The request:
Pick out the lines below that include the string "price".

Provided data:
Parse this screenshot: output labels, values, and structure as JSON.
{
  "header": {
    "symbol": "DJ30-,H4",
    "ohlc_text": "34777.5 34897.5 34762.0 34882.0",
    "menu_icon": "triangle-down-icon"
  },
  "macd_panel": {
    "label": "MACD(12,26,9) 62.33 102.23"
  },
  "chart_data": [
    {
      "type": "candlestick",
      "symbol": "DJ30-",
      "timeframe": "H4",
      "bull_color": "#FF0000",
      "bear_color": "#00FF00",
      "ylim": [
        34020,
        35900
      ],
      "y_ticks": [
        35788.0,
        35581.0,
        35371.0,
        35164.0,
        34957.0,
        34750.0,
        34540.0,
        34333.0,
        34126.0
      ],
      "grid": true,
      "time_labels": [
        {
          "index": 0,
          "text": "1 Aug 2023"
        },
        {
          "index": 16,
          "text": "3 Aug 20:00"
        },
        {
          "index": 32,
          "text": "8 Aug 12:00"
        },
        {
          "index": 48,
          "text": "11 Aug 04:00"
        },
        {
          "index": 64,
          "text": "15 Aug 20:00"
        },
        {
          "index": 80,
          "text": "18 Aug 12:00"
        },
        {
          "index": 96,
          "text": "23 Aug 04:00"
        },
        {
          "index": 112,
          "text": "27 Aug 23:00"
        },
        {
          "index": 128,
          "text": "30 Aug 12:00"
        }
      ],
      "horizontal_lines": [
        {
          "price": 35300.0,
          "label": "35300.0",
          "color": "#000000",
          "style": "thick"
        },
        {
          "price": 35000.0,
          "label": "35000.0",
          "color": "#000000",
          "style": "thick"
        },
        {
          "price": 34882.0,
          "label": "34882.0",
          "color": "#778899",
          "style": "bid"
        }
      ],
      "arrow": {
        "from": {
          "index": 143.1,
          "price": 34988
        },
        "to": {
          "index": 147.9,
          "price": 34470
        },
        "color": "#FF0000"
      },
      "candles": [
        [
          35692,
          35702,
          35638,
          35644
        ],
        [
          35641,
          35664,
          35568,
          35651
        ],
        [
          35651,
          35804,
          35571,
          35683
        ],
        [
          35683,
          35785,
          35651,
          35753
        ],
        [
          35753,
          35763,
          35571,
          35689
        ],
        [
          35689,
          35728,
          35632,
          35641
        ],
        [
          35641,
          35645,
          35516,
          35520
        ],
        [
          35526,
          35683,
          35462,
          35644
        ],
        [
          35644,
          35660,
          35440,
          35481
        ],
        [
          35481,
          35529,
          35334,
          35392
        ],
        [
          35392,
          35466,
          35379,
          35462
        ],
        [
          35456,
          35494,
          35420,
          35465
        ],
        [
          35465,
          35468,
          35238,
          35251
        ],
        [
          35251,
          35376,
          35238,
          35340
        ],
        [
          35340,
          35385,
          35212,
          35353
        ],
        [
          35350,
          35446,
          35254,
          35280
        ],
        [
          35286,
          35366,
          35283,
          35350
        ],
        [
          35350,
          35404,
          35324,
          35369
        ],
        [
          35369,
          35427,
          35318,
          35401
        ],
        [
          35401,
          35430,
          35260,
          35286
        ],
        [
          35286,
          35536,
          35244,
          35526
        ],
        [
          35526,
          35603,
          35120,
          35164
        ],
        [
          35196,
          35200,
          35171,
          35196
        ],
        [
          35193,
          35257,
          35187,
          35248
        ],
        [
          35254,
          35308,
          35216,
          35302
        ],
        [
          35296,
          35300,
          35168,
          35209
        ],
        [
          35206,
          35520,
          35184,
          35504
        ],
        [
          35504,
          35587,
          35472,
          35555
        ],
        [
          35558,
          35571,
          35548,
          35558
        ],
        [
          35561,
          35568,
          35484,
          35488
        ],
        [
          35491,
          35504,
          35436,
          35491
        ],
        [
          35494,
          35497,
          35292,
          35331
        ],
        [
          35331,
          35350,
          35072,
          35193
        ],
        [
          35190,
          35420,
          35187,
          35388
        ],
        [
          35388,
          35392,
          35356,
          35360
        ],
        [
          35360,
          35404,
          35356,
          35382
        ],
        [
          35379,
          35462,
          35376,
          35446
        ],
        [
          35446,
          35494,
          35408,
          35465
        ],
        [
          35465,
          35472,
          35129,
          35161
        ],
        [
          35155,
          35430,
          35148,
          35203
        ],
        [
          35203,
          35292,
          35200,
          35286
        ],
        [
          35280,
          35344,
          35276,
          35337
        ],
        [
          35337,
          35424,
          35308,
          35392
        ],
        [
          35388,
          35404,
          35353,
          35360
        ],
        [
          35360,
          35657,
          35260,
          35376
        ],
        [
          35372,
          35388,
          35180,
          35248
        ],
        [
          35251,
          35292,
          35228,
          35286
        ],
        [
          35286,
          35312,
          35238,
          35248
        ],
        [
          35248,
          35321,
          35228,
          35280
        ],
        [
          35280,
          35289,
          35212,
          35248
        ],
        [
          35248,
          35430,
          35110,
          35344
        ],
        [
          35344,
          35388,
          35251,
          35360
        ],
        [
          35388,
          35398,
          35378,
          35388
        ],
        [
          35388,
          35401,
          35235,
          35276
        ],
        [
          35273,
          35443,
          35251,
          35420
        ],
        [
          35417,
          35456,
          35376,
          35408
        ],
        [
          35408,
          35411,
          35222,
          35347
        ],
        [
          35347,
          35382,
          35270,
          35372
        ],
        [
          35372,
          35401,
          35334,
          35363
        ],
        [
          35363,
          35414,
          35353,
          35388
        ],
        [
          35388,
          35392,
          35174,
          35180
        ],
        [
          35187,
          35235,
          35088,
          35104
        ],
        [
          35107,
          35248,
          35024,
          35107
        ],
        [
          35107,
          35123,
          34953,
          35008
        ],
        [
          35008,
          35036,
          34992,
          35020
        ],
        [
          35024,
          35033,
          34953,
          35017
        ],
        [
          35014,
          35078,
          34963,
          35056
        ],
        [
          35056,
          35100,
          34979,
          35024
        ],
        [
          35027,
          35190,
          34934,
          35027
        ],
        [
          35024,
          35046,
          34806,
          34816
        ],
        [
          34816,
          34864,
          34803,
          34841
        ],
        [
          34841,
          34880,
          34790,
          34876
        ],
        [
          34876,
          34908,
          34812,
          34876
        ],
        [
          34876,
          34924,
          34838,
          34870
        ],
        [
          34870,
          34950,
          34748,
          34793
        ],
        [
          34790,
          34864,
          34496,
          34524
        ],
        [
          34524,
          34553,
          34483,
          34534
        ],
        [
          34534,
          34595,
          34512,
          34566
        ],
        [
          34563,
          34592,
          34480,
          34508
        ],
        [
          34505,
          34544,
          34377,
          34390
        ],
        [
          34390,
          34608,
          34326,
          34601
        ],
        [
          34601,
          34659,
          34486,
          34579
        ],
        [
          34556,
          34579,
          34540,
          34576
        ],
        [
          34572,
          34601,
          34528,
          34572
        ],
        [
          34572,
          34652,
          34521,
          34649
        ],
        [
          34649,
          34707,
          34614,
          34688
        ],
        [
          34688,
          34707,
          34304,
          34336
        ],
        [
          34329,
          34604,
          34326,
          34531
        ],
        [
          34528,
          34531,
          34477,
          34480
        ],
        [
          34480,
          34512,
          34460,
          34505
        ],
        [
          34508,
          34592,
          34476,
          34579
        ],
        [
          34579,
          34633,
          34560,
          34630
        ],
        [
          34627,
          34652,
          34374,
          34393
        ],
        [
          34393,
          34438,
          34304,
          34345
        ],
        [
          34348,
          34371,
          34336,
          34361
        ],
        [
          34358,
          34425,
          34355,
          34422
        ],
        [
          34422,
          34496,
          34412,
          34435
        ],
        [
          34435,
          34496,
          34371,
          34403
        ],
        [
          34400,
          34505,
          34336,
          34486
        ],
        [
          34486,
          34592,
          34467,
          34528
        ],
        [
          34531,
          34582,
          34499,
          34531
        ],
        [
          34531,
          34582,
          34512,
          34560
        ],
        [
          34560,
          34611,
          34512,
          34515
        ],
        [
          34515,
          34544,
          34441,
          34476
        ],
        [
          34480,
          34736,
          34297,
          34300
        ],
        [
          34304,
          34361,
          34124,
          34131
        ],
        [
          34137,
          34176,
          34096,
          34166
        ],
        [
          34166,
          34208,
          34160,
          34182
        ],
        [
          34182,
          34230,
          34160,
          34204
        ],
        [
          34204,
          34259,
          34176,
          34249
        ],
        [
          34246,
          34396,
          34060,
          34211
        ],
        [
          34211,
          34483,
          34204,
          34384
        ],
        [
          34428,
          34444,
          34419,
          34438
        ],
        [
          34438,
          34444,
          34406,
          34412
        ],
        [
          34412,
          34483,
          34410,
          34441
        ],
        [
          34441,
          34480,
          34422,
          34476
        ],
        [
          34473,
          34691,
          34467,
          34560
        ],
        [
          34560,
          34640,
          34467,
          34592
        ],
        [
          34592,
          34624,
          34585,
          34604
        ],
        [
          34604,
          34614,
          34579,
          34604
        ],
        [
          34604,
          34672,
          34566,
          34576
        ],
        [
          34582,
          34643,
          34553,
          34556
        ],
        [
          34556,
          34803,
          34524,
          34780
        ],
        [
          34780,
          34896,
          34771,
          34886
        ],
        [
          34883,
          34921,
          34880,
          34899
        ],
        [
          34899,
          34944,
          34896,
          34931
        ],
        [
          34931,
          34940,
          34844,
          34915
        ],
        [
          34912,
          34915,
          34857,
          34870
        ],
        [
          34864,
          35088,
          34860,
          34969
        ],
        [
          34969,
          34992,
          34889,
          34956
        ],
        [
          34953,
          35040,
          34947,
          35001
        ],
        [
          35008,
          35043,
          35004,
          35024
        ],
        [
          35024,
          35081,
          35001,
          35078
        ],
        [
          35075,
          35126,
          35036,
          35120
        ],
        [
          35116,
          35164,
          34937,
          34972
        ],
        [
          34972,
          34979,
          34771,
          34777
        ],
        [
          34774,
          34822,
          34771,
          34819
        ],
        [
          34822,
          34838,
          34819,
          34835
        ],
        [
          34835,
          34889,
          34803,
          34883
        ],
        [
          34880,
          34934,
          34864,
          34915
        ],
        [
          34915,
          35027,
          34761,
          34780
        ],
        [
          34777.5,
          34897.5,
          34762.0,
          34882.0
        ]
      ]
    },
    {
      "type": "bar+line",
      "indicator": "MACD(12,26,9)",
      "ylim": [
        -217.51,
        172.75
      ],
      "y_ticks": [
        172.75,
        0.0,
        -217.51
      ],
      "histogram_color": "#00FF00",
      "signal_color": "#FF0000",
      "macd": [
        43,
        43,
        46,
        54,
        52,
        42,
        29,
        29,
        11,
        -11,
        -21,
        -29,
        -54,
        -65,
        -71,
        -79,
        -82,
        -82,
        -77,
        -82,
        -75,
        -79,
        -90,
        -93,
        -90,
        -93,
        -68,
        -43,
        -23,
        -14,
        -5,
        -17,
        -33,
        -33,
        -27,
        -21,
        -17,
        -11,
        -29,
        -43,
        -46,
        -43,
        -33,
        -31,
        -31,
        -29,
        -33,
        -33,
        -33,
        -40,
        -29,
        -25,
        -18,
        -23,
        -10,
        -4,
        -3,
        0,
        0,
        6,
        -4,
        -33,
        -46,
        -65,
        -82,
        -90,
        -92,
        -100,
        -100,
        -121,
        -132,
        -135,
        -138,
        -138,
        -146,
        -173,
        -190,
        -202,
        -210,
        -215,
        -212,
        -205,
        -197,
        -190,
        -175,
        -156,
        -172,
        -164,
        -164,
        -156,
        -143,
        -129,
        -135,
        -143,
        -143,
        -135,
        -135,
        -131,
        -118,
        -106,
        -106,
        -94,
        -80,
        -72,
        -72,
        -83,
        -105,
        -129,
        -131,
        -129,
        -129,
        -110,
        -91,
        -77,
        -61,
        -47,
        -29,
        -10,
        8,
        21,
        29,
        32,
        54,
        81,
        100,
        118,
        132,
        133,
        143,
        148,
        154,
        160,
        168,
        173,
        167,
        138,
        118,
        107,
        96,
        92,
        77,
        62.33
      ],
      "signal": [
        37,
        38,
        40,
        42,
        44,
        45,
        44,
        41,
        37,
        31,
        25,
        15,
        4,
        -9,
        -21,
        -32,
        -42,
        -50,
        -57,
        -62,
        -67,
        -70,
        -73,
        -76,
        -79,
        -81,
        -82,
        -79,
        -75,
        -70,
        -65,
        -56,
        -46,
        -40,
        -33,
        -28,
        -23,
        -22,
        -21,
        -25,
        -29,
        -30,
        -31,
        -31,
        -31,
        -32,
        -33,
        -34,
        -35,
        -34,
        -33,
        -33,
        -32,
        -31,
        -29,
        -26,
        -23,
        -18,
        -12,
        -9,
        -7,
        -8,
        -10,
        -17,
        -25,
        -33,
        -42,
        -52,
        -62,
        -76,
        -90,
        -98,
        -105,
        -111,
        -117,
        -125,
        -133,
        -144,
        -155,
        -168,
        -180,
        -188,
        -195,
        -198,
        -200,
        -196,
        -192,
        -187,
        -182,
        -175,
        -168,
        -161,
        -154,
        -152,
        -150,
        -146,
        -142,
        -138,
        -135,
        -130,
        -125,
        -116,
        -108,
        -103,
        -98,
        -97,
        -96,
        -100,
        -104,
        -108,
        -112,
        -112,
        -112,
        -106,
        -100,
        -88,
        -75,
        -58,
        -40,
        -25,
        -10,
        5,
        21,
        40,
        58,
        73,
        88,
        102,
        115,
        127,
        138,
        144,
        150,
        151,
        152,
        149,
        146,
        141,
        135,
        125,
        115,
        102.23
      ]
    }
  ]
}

Reply to the exercise:
          "price": 35300.0,
          "price": 35000.0,
          "price": 34882.0,
          "price": 34988
          "price": 34470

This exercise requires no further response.